**STATED EXERCISE**
Output all of the entries exactly as written.

#####

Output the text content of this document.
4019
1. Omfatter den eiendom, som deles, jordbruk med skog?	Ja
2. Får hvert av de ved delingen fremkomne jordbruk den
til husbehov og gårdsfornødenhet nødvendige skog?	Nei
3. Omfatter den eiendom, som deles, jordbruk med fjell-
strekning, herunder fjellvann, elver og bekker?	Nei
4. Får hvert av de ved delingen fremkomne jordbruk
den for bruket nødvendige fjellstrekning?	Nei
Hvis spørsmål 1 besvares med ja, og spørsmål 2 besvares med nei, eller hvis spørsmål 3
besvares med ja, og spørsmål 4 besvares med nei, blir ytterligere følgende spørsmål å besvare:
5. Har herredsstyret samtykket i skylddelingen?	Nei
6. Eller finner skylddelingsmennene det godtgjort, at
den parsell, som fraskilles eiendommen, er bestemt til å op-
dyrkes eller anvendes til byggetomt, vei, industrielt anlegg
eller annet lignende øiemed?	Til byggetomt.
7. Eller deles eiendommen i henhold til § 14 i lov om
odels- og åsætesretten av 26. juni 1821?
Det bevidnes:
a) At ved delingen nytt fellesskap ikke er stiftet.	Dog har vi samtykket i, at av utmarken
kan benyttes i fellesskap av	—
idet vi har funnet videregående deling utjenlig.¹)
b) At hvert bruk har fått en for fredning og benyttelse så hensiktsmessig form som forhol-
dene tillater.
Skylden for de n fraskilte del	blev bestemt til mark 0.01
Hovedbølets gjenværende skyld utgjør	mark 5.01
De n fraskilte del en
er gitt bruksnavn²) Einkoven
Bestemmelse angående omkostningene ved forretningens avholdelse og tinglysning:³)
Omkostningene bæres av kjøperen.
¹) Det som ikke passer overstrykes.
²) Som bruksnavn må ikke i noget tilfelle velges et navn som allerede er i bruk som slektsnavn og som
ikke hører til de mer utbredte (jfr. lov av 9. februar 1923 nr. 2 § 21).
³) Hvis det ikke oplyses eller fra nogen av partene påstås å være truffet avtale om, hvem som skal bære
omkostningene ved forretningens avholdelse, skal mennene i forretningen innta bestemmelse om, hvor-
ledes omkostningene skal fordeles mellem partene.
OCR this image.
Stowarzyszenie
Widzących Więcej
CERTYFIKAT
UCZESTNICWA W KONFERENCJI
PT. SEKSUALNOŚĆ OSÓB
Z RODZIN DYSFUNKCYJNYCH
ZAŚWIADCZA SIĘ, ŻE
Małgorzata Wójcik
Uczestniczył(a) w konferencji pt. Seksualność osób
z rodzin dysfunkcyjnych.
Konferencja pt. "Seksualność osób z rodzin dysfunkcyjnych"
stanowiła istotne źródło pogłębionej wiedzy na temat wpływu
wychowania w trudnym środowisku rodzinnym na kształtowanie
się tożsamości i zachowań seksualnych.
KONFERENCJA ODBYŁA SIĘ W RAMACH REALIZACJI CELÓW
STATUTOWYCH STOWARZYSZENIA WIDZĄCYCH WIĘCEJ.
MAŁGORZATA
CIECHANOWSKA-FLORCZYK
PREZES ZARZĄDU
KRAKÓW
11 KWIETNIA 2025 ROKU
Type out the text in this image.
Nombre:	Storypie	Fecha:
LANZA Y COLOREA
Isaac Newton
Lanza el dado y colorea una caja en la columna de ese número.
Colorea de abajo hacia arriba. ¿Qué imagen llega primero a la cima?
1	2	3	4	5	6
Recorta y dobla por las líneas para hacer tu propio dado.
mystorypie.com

#####

**FINAL RESULT**
Output the text content of this document.
4019
1. Omfatter den eiendom, som deles, jordbruk med skog?	Ja
2. Får hvert av de ved delingen fremkomne jordbruk den
til husbehov og gårdsfornødenhet nødvendige skog?	Nei
3. Omfatter den eiendom, som deles, jordbruk med fjell-
strekning, herunder fjellvann, elver og bekker?	Nei
4. Får hvert av de ved delingen fremkomne jordbruk
den for bruket nødvendige fjellstrekning?	Nei
Hvis spørsmål 1 besvares med ja, og spørsmål 2 besvares med nei, eller hvis spørsmål 3
besvares med ja, og spørsmål 4 besvares med nei, blir ytterligere følgende spørsmål å besvare:
5. Har herredsstyret samtykket i skylddelingen?	Nei
6. Eller finner skylddelingsmennene det godtgjort, at
den parsell, som fraskilles eiendommen, er bestemt til å op-
dyrkes eller anvendes til byggetomt, vei, industrielt anlegg
eller annet lignende øiemed?	Til byggetomt.
7. Eller deles eiendommen i henhold til § 14 i lov om
odels- og åsætesretten av 26. juni 1821?
Det bevidnes:
a) At ved delingen nytt fellesskap ikke er stiftet.	Dog har vi samtykket i, at av utmarken
kan benyttes i fellesskap av	—
idet vi har funnet videregående deling utjenlig.¹)
b) At hvert bruk har fått en for fredning og benyttelse så hensiktsmessig form som forhol-
dene tillater.
Skylden for de n fraskilte del	blev bestemt til mark 0.01
Hovedbølets gjenværende skyld utgjør	mark 5.01
De n fraskilte del en
er gitt bruksnavn²) Einkoven
Bestemmelse angående omkostningene ved forretningens avholdelse og tinglysning:³)
Omkostningene bæres av kjøperen.
¹) Det som ikke passer overstrykes.
²) Som bruksnavn må ikke i noget tilfelle velges et navn som allerede er i bruk som slektsnavn og som
ikke hører til de mer utbredte (jfr. lov av 9. februar 1923 nr. 2 § 21).
³) Hvis det ikke oplyses eller fra nogen av partene påstås å være truffet avtale om, hvem som skal bære
omkostningene ved forretningens avholdelse, skal mennene i forretningen innta bestemmelse om, hvor-
ledes omkostningene skal fordeles mellem partene.
OCR this image.
Stowarzyszenie
Widzących Więcej
CERTYFIKAT
UCZESTNICWA W KONFERENCJI
PT. SEKSUALNOŚĆ OSÓB
Z RODZIN DYSFUNKCYJNYCH
ZAŚWIADCZA SIĘ, ŻE
Małgorzata Wójcik
Uczestniczył(a) w konferencji pt. Seksualność osób
z rodzin dysfunkcyjnych.
Konferencja pt. "Seksualność osób z rodzin dysfunkcyjnych"
stanowiła istotne źródło pogłębionej wiedzy na temat wpływu
wychowania w trudnym środowisku rodzinnym na kształtowanie
się tożsamości i zachowań seksualnych.
KONFERENCJA ODBYŁA SIĘ W RAMACH REALIZACJI CELÓW
STATUTOWYCH STOWARZYSZENIA WIDZĄCYCH WIĘCEJ.
MAŁGORZATA
CIECHANOWSKA-FLORCZYK
PREZES ZARZĄDU
KRAKÓW
11 KWIETNIA 2025 ROKU
Type out the text in this image.
Nombre:	Storypie	Fecha:
LANZA Y COLOREA
Isaac Newton
Lanza el dado y colorea una caja en la columna de ese número.
Colorea de abajo hacia arriba. ¿Qué imagen llega primero a la cima?
1	2	3	4	5	6
Recorta y dobla por las líneas para hacer tu propio dado.
mystorypie.com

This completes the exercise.